Problem to work on — Read the material below. Count the lines containing "JSON" and give that count alone.
** Begin **
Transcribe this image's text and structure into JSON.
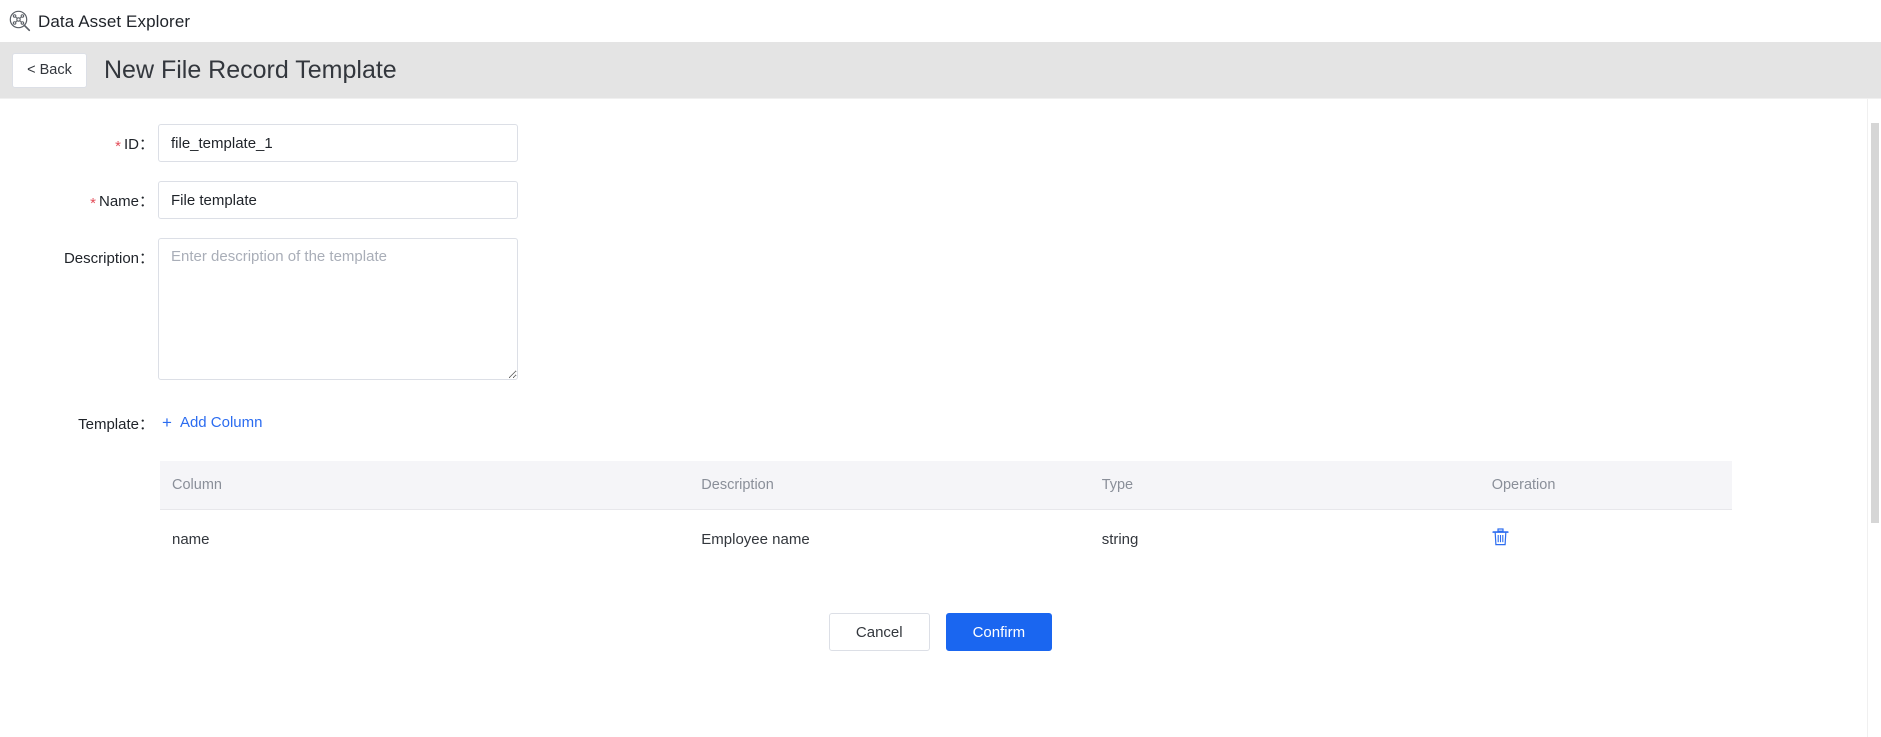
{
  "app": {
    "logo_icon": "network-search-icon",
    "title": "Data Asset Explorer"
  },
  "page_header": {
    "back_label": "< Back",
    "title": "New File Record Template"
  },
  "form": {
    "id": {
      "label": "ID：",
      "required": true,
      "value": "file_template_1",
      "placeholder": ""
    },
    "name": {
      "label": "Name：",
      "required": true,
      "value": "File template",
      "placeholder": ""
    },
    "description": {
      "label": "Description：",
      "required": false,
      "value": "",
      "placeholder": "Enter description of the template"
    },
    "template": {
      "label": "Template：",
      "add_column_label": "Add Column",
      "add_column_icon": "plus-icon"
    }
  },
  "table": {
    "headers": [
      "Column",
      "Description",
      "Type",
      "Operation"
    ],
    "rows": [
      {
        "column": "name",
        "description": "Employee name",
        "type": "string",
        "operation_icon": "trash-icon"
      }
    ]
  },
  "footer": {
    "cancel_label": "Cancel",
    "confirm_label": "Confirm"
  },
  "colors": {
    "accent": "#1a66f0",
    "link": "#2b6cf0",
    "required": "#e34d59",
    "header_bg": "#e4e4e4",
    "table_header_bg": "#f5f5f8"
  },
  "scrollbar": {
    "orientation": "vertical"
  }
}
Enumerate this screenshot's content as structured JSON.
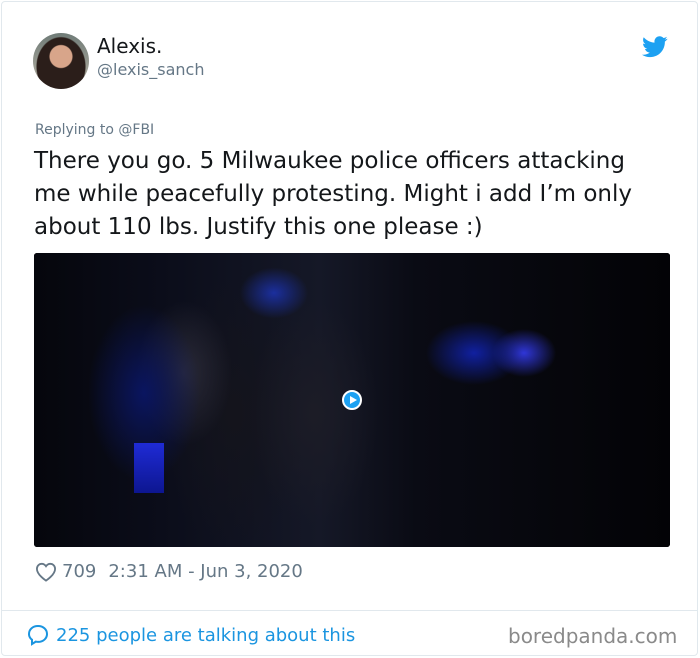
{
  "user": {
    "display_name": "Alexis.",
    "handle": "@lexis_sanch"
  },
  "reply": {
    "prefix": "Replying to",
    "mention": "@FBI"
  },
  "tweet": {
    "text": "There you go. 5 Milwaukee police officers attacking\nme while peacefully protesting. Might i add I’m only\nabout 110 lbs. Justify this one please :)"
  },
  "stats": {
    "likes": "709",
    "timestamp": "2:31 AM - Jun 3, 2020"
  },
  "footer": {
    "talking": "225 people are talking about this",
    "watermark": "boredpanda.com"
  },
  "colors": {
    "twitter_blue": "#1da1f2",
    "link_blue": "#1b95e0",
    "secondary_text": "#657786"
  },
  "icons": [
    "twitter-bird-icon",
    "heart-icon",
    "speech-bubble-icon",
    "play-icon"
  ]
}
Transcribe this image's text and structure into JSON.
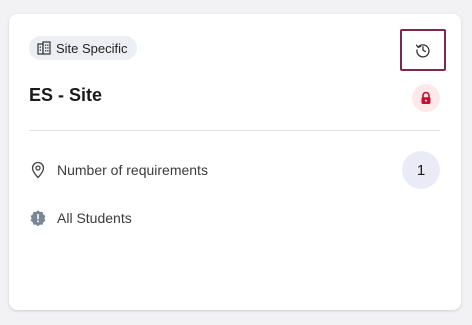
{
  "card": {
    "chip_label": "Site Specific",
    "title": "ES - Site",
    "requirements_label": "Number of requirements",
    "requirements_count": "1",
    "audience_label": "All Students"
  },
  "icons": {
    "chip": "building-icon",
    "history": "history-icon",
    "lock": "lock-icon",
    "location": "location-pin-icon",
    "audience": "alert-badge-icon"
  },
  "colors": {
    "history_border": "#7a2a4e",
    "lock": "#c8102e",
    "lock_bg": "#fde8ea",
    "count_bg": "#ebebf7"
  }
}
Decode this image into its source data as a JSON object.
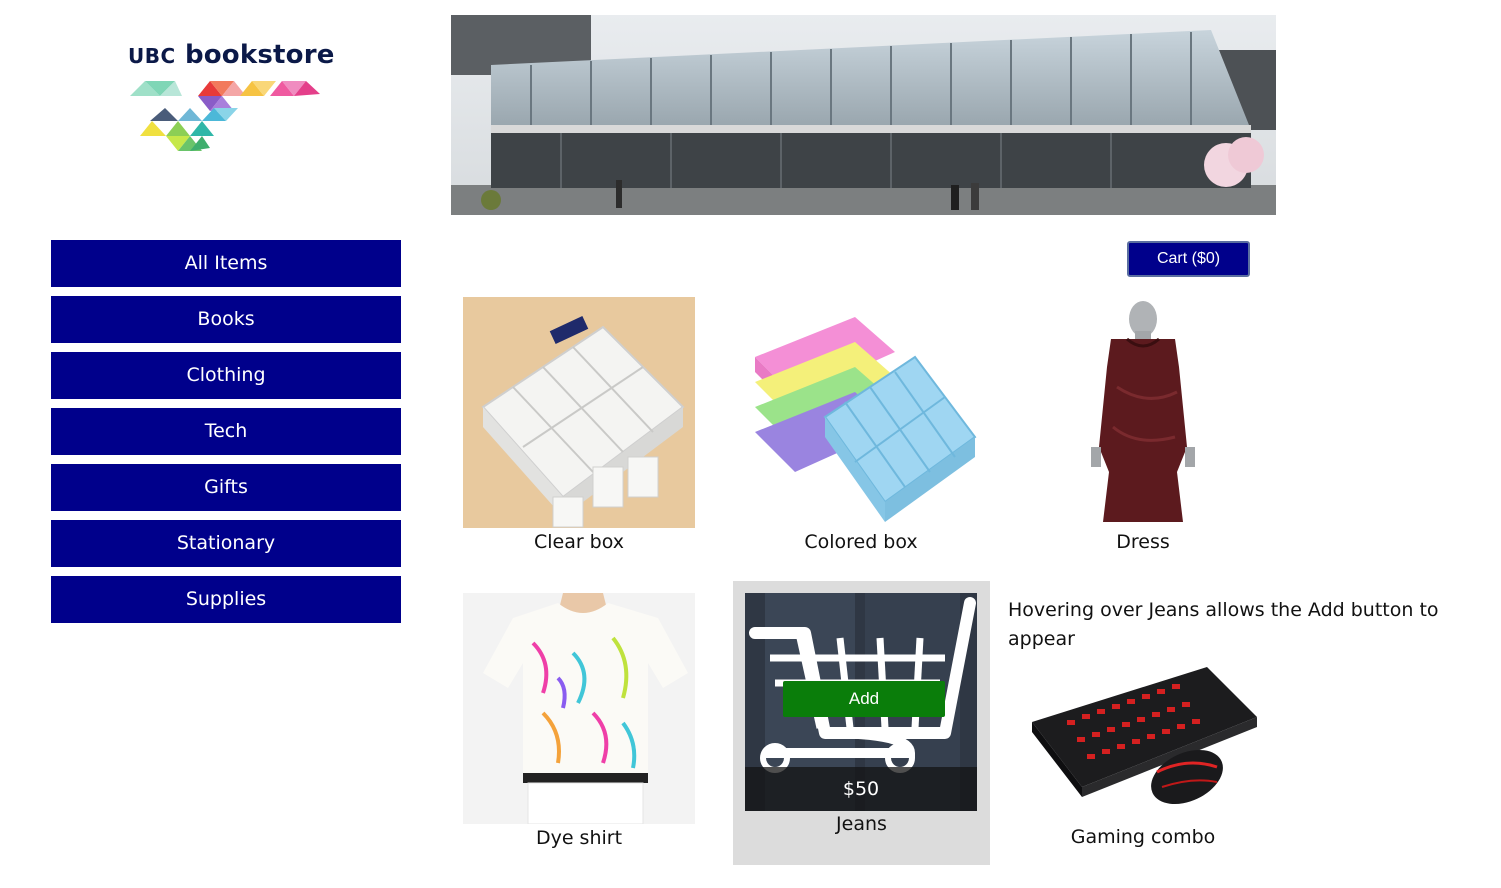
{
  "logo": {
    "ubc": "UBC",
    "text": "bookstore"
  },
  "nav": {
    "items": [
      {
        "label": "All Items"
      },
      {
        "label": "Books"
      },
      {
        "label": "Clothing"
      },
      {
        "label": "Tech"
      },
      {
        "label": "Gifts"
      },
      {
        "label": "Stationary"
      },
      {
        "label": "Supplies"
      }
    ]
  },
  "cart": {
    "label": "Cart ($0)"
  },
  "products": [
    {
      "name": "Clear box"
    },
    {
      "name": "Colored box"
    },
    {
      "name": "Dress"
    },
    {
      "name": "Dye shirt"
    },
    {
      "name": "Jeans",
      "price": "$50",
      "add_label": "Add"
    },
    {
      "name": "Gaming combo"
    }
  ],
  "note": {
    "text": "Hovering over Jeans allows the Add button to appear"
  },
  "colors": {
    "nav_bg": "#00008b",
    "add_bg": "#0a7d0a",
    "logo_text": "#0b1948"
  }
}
** End **
Result — 4